** START Dataset content **

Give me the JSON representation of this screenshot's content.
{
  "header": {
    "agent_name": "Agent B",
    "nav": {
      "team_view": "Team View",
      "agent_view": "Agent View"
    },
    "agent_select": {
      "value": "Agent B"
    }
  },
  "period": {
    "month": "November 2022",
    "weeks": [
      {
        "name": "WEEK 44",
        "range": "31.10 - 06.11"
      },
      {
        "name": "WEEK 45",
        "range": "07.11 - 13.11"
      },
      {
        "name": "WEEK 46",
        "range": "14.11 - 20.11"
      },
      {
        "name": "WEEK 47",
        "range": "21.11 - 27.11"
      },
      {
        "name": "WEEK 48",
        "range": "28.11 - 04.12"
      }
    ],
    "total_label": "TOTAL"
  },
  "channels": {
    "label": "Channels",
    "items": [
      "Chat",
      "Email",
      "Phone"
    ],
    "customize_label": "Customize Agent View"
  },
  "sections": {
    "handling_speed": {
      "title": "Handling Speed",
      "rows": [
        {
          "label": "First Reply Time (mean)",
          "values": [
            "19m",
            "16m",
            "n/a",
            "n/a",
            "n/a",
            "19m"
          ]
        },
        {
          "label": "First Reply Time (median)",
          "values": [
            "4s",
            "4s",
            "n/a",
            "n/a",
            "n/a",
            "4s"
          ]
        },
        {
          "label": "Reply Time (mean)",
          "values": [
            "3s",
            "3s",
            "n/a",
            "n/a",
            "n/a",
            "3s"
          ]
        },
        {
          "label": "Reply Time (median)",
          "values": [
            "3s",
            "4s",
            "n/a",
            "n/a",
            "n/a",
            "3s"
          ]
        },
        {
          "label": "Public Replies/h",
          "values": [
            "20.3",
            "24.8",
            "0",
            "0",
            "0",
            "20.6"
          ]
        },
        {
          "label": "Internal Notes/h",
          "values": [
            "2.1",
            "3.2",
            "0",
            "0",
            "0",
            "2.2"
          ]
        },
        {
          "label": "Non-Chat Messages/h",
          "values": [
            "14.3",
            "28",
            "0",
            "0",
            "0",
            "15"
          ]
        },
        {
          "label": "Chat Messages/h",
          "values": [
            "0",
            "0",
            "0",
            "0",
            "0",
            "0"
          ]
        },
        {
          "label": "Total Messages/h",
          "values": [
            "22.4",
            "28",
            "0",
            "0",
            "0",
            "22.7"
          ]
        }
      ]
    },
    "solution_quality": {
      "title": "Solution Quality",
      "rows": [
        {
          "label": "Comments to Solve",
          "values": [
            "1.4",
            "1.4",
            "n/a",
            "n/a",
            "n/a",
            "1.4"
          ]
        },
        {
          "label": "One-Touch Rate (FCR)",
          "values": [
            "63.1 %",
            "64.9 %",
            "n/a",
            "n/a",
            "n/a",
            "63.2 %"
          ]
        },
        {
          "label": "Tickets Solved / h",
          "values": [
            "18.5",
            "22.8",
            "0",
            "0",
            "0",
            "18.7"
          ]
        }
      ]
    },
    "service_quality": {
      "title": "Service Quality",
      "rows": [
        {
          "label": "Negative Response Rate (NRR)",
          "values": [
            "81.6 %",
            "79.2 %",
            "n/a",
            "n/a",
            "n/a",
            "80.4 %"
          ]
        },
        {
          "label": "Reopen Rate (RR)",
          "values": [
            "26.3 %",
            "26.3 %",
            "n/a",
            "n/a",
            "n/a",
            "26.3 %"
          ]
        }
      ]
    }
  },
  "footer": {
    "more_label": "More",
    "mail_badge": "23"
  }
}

** END Dataset content **
** START Dataset content **

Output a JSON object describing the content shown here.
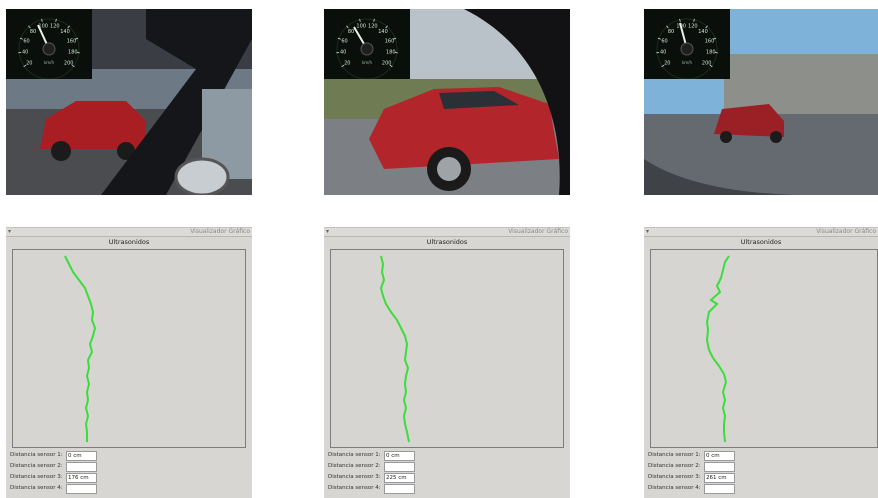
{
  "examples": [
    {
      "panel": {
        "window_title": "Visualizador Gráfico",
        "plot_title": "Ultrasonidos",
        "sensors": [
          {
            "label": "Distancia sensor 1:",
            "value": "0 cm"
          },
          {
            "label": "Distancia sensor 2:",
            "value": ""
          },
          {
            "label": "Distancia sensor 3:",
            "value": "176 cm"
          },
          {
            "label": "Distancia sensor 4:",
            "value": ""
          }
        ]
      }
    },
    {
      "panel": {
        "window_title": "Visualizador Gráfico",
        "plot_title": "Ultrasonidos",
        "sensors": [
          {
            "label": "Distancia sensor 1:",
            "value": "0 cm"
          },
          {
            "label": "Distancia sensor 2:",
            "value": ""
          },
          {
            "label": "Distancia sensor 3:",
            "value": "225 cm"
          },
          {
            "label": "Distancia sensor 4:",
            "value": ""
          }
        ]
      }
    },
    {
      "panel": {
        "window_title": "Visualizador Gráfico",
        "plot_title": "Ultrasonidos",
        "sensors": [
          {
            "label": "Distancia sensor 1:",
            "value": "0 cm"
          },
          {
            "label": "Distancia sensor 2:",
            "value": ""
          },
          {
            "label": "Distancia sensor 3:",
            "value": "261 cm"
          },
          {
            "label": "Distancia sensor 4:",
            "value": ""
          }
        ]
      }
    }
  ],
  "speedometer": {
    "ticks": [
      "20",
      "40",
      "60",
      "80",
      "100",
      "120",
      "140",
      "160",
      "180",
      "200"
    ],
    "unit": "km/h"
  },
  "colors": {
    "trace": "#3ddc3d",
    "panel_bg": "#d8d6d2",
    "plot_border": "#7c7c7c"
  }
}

** END Dataset content **

Given request:
Write out every line of the data that holds the word "View".

Expected answer:
      "team_view": "Team View",
      "agent_view": "Agent View"
    "customize_label": "Customize Agent View"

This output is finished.